- **Data extract**:
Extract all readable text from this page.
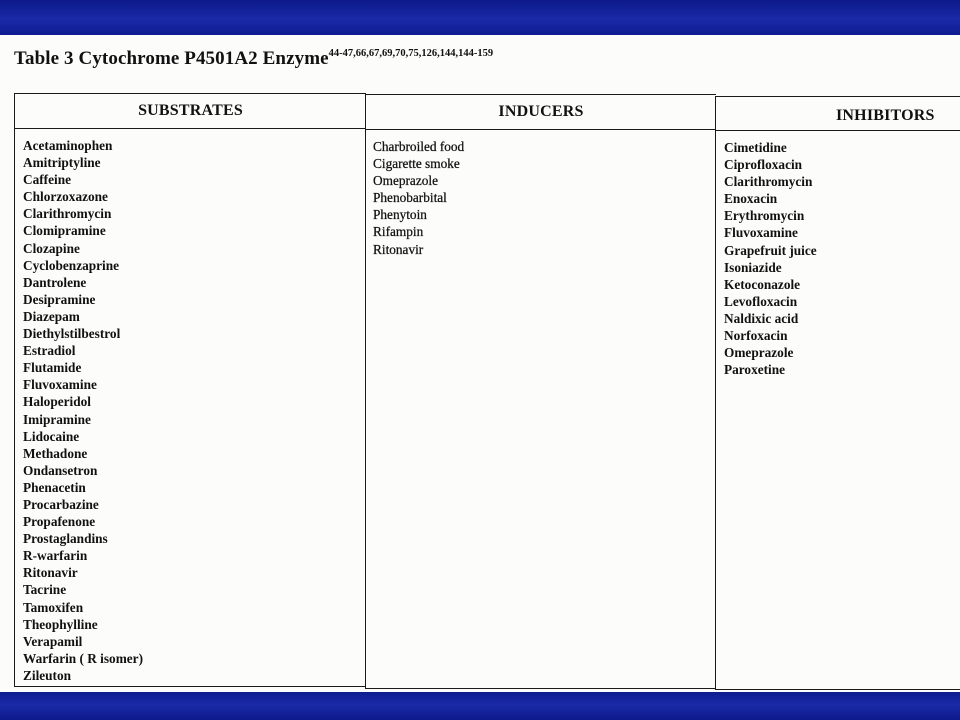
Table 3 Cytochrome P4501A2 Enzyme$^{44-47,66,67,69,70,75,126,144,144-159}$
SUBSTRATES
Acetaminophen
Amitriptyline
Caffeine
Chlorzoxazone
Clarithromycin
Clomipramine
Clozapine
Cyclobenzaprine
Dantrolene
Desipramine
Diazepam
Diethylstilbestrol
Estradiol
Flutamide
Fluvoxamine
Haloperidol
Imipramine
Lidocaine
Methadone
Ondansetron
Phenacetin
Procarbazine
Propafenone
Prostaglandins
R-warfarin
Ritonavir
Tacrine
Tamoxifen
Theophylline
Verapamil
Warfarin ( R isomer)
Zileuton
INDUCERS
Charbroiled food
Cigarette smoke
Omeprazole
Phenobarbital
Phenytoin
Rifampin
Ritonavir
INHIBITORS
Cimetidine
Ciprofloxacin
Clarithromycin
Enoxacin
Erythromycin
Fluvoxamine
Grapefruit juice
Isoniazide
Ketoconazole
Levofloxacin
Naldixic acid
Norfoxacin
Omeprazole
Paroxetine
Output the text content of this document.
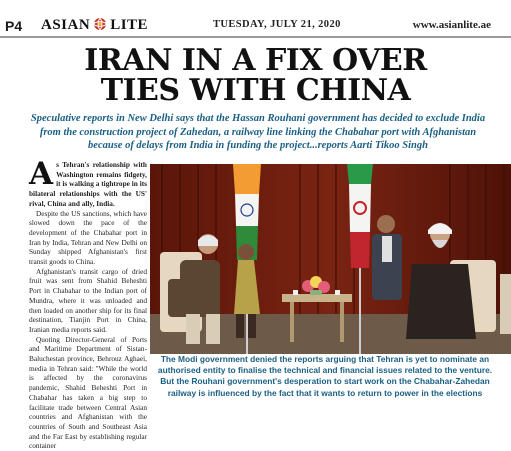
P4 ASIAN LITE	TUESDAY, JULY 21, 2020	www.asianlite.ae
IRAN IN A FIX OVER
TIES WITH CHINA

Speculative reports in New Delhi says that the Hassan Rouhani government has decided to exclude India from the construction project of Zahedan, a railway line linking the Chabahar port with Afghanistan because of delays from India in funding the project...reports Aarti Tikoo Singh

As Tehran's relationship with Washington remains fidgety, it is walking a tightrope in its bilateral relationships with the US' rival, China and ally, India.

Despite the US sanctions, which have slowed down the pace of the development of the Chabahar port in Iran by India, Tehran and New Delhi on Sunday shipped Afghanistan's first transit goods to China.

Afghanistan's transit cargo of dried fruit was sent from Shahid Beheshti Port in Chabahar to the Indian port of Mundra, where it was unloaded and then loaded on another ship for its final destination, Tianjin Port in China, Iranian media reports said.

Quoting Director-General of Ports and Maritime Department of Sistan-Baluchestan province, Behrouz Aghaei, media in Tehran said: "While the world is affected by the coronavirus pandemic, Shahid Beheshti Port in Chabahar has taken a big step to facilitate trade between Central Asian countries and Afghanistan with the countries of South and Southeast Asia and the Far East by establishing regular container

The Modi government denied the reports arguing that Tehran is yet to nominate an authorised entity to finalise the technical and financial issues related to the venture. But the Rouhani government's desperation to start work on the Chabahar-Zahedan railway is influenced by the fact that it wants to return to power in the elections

- **Task objective**: Please filter the data down to the lines containing the word "this".

- **Task answer**:
Extract all readable text from this page.
Output the text content of this document.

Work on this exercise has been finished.